Dettagli del quesito:
Rispondi in base al testo da leggere:
(a) Chi era il presidente del collegio della Corte?
(b) Contro quale sentenza è stato proposto il ricorso?
(c) A quale conclusione è giunto il Pubblico Ministero?

Testo da leggere:
== == ==

Sentenza 27 febbraio - 24 aprile 2002, 473

REPUBBLICA ITALIANA
In nome del Popolo Italiano

LA CORTE SUPREMA DI CASSAZIONE
SEZIONE III PENALE

Composta dagli Ill.mi Sigg.

Dott. Giuseppe Savignano - Presidente

Dott. Vincenzo Accattonis - Consigliere

Dott. Pierluigi Onorato - "

Dott. Alfredo Teresi - "

Dott. Francesco Novarese - "

ha pronunciato al seguente

S E N T E N Z A

nel ricorso proposto da M. G.

avverso la sentenza della Corte di appello di Bologna del 3 maggio 2001.

Visti gli atti, la sentenza denunziata e il ricorso.

Udita in pubblica udienza la relazione fatta dal Consigliere F. Novarese.

Udito il Pubblico Ministero in persona del dott. Loris D'Ambrosio che ha
concluso per il rigetto del ricorso.

Udito, per la parte civile, l'Avv. D'urbano Franco (MI).

Udito il difensore Avv. Melchionda Alessandro (Bologna).

== == ==

Dati disponibili:
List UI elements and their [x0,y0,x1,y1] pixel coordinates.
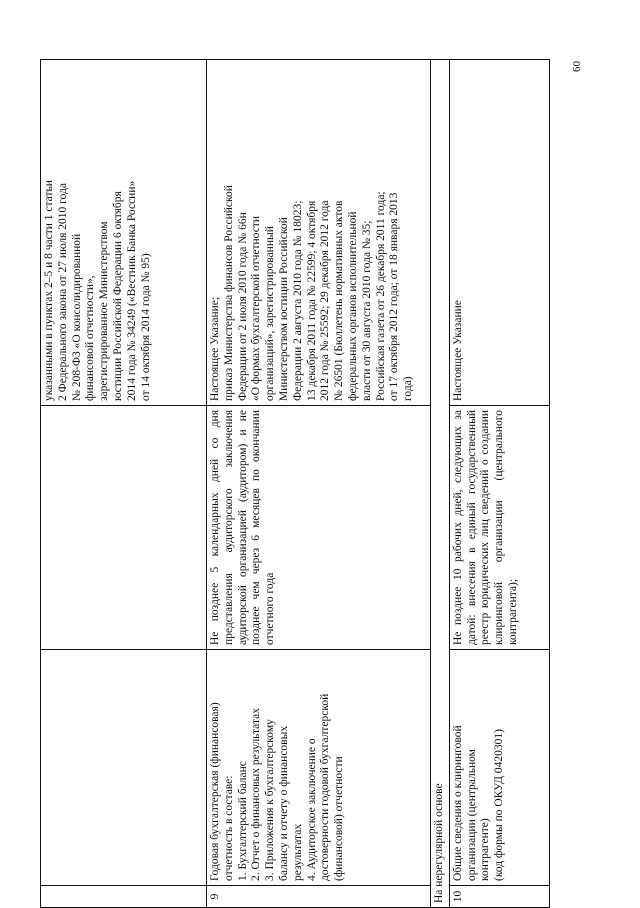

== == ==

Risposta completa:
(a) Il presidente era il dott. Giuseppe Savignano.
(b) Il ricorso era contro la sentenza della Corte di appello di Bologna del 3 maggio 2001.
(c) Il Pubblico Ministero ha concluso per il rigetto del ricorso.